##### Supplied records

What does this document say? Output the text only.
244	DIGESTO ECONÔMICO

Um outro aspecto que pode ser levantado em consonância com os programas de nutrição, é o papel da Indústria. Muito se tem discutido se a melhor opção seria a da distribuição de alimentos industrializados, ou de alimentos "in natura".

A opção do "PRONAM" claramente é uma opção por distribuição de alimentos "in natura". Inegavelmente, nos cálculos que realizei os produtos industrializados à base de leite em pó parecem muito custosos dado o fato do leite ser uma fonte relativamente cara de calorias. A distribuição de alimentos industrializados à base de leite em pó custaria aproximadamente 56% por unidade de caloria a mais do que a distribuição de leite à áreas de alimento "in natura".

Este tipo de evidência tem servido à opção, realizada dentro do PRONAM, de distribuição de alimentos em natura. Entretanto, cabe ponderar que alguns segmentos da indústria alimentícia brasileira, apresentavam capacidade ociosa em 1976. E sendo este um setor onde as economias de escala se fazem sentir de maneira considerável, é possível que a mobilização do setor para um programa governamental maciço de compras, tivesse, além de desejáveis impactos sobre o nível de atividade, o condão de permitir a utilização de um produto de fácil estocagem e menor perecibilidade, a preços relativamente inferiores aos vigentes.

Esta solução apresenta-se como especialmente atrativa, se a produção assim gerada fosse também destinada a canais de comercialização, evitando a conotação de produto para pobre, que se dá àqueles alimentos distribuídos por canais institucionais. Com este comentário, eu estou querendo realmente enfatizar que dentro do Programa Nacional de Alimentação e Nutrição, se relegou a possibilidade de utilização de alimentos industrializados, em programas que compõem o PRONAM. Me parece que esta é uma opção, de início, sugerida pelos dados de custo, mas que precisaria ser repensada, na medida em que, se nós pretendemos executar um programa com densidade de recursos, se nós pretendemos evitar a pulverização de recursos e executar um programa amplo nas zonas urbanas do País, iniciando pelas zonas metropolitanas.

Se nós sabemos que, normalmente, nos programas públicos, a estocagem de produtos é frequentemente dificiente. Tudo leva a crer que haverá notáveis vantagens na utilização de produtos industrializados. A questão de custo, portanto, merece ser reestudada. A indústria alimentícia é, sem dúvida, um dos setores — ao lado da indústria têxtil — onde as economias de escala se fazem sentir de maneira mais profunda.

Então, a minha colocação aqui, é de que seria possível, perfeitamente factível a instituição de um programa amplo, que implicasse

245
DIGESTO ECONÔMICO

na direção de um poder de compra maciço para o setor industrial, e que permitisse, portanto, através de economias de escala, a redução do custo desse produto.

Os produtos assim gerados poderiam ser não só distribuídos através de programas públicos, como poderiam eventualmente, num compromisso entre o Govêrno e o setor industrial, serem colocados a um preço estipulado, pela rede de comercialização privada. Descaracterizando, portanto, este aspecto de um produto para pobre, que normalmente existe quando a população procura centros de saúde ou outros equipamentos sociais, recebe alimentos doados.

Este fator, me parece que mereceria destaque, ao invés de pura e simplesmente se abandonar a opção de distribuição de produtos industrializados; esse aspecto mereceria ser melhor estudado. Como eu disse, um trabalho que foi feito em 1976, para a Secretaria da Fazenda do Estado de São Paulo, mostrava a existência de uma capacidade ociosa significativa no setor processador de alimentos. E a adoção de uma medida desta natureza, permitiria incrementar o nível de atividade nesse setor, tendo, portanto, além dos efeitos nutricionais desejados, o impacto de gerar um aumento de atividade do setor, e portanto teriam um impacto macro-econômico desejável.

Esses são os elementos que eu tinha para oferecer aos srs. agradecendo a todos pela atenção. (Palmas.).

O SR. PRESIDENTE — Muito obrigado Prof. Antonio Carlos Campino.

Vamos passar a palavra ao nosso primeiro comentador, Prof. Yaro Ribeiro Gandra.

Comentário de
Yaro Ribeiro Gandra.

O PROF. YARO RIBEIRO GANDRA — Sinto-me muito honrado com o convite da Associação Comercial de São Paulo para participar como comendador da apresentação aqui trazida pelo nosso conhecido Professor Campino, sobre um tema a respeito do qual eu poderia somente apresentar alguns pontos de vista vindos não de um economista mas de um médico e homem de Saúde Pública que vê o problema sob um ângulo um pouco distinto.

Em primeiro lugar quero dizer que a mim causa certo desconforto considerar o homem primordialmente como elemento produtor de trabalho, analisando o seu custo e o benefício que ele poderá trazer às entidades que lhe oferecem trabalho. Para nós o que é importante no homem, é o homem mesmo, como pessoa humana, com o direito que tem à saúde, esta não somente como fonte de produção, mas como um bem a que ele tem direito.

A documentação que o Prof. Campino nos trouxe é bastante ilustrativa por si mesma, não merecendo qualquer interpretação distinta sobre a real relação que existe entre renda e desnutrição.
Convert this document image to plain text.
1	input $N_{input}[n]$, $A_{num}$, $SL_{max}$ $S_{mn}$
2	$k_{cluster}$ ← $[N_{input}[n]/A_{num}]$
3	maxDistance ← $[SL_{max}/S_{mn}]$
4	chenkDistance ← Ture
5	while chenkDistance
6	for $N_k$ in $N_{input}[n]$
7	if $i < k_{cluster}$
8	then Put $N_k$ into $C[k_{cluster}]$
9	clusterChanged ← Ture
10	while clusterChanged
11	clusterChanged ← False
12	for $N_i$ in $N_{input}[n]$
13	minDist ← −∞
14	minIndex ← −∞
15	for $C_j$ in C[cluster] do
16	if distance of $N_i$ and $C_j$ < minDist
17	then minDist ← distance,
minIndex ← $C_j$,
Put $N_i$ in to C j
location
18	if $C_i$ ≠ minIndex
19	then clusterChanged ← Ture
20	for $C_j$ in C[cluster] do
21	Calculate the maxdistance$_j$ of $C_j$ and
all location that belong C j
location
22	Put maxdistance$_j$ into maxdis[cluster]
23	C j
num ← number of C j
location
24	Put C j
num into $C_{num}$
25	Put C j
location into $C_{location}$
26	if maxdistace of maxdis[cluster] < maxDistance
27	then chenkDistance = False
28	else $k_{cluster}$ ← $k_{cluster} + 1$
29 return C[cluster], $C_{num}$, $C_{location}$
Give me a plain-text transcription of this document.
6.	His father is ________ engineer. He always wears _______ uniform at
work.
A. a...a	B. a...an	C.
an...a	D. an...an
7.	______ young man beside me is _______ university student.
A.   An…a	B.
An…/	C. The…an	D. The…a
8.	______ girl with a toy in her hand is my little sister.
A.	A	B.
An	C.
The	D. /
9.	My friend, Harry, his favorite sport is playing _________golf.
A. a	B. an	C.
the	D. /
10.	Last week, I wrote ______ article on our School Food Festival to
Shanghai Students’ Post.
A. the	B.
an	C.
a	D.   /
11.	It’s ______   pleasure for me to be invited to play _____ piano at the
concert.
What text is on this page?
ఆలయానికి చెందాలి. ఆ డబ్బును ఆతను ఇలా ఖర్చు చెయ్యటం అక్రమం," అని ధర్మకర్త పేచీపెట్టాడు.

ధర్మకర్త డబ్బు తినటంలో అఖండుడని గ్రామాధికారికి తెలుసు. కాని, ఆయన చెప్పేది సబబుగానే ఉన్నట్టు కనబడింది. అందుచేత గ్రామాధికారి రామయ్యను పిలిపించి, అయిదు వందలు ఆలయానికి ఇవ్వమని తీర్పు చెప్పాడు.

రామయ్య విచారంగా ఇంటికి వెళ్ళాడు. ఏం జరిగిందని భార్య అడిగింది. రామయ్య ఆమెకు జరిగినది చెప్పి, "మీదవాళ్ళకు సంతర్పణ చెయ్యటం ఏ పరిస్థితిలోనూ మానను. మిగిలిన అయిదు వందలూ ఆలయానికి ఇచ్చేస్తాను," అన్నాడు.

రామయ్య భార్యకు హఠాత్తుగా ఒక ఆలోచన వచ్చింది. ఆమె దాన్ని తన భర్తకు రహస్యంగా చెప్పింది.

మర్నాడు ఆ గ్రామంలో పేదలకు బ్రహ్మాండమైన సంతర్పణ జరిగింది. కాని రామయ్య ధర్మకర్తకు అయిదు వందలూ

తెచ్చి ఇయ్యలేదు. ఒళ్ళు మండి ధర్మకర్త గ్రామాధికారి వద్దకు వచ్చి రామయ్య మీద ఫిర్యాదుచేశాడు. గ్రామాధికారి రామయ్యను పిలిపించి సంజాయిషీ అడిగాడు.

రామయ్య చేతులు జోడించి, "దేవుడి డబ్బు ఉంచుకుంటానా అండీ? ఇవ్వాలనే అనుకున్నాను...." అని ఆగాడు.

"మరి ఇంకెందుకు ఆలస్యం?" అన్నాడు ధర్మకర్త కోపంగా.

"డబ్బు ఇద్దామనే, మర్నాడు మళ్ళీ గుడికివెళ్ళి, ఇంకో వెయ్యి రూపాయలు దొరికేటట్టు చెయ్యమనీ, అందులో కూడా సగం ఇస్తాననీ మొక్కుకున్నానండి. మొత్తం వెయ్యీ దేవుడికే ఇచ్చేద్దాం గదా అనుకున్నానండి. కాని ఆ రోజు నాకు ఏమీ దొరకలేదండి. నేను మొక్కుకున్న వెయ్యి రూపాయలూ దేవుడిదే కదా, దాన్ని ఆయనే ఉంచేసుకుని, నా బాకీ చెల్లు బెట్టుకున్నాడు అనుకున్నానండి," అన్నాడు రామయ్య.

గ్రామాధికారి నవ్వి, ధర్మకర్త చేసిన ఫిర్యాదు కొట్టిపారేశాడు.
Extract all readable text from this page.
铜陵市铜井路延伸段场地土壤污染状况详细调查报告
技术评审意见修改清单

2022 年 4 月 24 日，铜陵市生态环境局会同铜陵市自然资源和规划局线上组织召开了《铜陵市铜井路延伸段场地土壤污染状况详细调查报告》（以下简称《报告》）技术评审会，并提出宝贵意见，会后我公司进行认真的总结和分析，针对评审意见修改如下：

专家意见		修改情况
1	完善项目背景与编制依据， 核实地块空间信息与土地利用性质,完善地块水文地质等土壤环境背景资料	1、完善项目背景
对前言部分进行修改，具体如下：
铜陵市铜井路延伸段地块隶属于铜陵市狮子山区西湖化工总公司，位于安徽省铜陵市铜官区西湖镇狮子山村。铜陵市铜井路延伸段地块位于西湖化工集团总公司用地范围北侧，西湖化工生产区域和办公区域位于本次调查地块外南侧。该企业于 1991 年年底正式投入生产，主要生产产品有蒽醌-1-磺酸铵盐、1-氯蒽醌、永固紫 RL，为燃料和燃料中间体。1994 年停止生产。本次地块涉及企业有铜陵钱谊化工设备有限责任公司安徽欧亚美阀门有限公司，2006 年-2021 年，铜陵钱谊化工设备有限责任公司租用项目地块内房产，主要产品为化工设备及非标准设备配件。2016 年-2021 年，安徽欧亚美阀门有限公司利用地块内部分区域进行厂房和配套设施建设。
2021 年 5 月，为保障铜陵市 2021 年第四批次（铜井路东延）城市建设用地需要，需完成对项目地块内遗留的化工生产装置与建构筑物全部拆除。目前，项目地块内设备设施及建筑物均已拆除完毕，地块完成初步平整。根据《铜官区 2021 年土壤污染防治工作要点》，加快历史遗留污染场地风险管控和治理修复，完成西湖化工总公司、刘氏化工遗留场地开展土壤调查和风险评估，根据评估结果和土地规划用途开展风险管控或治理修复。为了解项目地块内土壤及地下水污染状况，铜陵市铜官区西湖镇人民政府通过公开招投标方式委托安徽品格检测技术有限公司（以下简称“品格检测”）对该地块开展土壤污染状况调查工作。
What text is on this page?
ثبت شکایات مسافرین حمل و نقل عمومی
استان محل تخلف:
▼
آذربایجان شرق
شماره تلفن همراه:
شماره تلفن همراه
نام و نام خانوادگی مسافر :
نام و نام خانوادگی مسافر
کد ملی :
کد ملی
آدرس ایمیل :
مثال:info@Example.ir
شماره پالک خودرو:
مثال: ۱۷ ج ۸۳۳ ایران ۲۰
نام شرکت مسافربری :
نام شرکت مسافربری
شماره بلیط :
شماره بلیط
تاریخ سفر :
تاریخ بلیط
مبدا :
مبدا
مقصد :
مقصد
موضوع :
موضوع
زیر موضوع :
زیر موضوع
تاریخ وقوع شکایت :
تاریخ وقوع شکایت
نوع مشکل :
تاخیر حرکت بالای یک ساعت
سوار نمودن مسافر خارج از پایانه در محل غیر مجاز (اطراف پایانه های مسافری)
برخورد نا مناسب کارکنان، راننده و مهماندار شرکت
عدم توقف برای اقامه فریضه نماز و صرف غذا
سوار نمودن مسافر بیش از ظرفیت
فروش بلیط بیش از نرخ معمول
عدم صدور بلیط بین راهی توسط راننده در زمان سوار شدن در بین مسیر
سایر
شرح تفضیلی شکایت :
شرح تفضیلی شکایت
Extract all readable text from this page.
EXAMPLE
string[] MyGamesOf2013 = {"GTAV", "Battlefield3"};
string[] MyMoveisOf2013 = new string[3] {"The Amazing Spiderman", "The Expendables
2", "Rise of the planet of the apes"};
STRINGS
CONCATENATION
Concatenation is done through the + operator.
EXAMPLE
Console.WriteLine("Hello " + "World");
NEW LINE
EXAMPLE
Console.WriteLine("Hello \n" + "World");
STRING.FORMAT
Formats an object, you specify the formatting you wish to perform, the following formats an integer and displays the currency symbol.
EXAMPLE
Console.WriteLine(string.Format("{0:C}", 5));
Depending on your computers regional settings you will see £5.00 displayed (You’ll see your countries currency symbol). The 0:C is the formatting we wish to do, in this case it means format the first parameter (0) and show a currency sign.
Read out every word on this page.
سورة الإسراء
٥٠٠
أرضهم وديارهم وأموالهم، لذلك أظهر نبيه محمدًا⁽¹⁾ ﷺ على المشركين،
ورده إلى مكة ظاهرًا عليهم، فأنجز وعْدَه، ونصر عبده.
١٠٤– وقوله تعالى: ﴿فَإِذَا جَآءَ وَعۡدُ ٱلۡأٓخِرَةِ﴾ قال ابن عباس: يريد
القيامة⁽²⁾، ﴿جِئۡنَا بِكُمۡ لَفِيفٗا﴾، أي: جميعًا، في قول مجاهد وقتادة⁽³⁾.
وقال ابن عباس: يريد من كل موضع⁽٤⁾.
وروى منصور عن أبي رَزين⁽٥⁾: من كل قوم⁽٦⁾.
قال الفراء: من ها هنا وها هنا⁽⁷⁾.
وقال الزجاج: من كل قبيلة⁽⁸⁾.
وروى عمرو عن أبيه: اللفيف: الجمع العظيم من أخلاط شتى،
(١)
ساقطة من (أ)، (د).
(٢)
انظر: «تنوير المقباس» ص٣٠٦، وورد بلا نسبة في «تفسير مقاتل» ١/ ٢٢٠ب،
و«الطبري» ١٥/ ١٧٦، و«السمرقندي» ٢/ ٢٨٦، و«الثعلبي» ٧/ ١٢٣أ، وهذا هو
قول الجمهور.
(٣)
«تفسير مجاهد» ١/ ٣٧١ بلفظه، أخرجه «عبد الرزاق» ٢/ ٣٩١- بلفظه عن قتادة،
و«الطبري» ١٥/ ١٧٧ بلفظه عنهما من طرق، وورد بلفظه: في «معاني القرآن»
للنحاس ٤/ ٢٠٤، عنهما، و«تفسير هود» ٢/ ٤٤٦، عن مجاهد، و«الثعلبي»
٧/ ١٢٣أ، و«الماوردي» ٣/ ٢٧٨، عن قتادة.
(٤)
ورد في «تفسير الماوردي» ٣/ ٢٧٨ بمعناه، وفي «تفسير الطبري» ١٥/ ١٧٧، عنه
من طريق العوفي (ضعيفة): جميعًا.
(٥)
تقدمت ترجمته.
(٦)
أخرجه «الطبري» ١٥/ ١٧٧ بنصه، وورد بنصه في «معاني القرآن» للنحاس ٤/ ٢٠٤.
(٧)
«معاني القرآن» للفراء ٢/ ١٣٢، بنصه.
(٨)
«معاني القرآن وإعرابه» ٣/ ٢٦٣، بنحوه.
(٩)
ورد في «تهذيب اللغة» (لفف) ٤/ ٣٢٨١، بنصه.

##########

• **What the task requires**
Track down every line holding the string "clusterChanged" and copy it.

• **The solution**
9	clusterChanged ← Ture
10	while clusterChanged
11	clusterChanged ← False
19	then clusterChanged ← Ture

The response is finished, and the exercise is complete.